RECORDS SHOWN:
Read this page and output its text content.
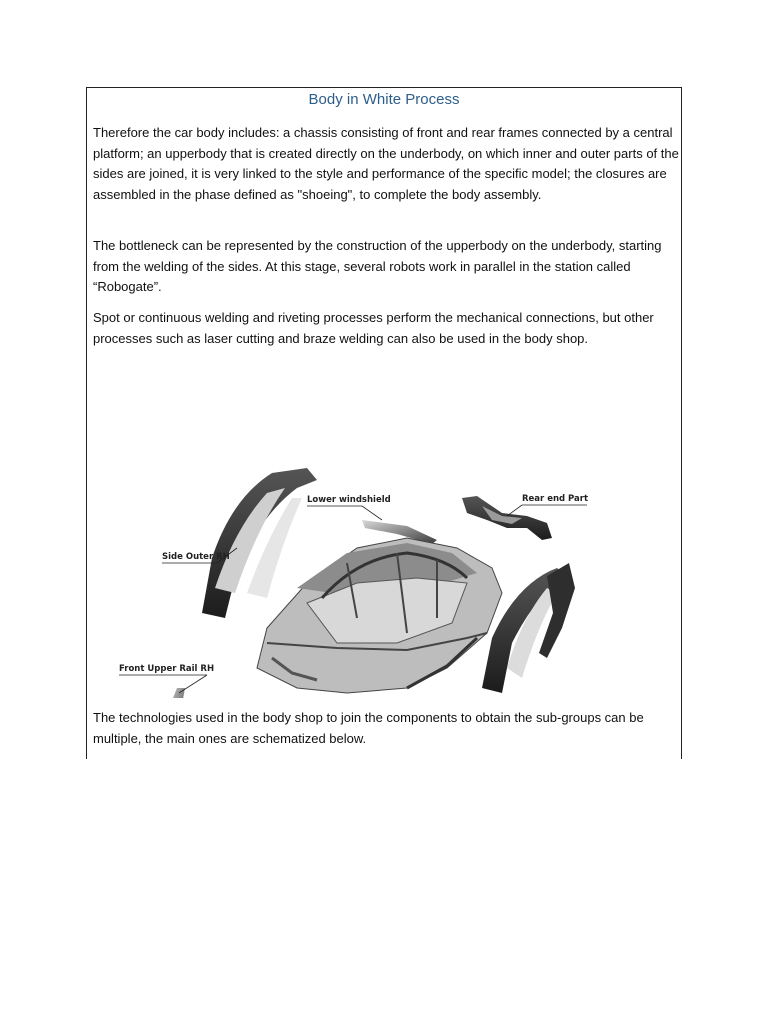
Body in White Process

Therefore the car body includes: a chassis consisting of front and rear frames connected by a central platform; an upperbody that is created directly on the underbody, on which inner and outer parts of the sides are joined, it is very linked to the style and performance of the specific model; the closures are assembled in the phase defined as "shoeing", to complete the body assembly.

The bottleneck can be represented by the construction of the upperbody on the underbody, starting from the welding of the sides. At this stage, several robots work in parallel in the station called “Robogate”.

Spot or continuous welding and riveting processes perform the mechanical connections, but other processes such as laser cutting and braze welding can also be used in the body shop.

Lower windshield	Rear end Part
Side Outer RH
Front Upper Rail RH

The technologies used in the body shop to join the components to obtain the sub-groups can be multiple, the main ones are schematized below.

---

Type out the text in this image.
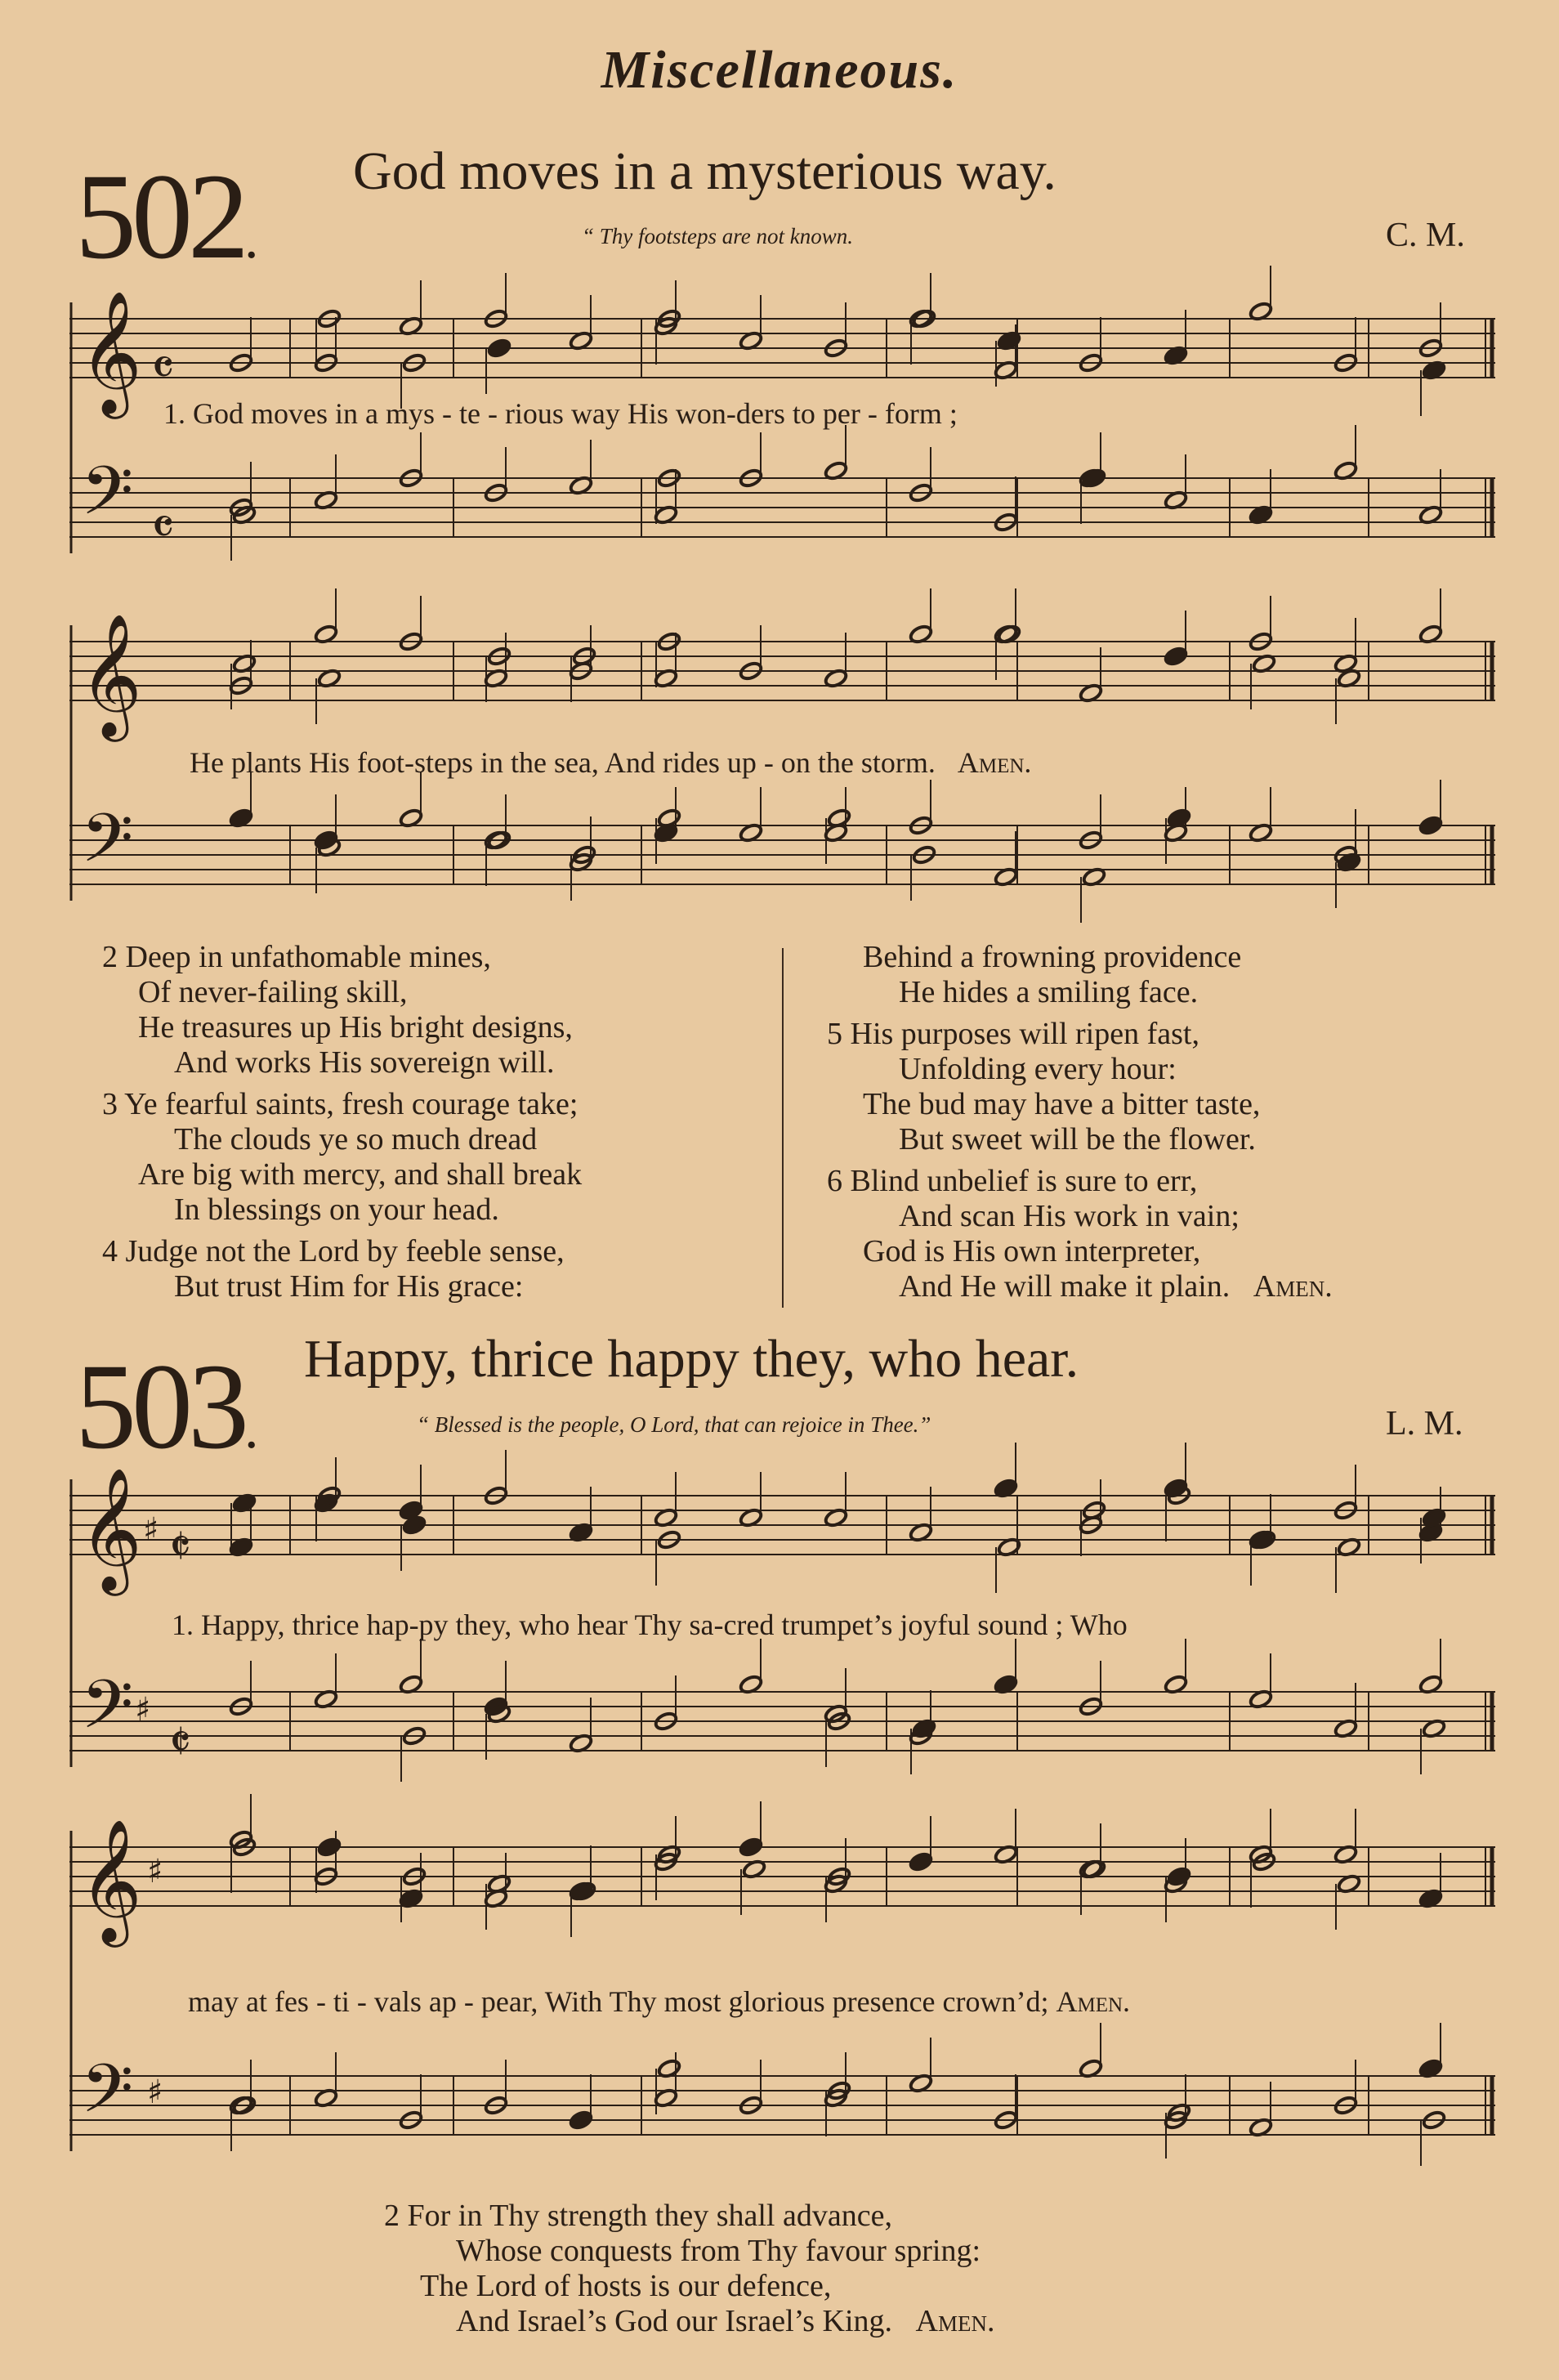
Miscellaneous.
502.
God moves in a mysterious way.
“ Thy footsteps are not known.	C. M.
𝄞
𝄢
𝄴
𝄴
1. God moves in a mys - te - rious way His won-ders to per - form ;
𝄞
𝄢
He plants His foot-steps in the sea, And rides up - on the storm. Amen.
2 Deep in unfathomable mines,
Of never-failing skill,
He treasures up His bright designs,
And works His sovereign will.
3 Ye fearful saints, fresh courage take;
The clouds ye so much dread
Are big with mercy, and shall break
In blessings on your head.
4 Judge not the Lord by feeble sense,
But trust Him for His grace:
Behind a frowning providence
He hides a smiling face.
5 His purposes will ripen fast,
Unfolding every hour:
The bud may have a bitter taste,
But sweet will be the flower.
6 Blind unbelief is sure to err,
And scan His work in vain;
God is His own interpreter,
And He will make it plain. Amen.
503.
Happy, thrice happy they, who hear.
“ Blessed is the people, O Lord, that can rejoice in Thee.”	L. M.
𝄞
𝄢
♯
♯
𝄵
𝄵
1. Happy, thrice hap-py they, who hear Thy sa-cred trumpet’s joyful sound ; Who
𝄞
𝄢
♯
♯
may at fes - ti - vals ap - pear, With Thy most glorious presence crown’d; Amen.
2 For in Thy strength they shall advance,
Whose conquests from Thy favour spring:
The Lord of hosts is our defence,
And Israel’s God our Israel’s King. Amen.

GOAL: In the entries above, find every line holding the word "from" and copy it out.

TASK ANSWER:
The bottleneck can be represented by the construction of the upperbody on the underbody, starting from the welding of the sides. At this stage, several robots work in parallel in the station called “Robogate”.
Whose conquests from Thy favour spring:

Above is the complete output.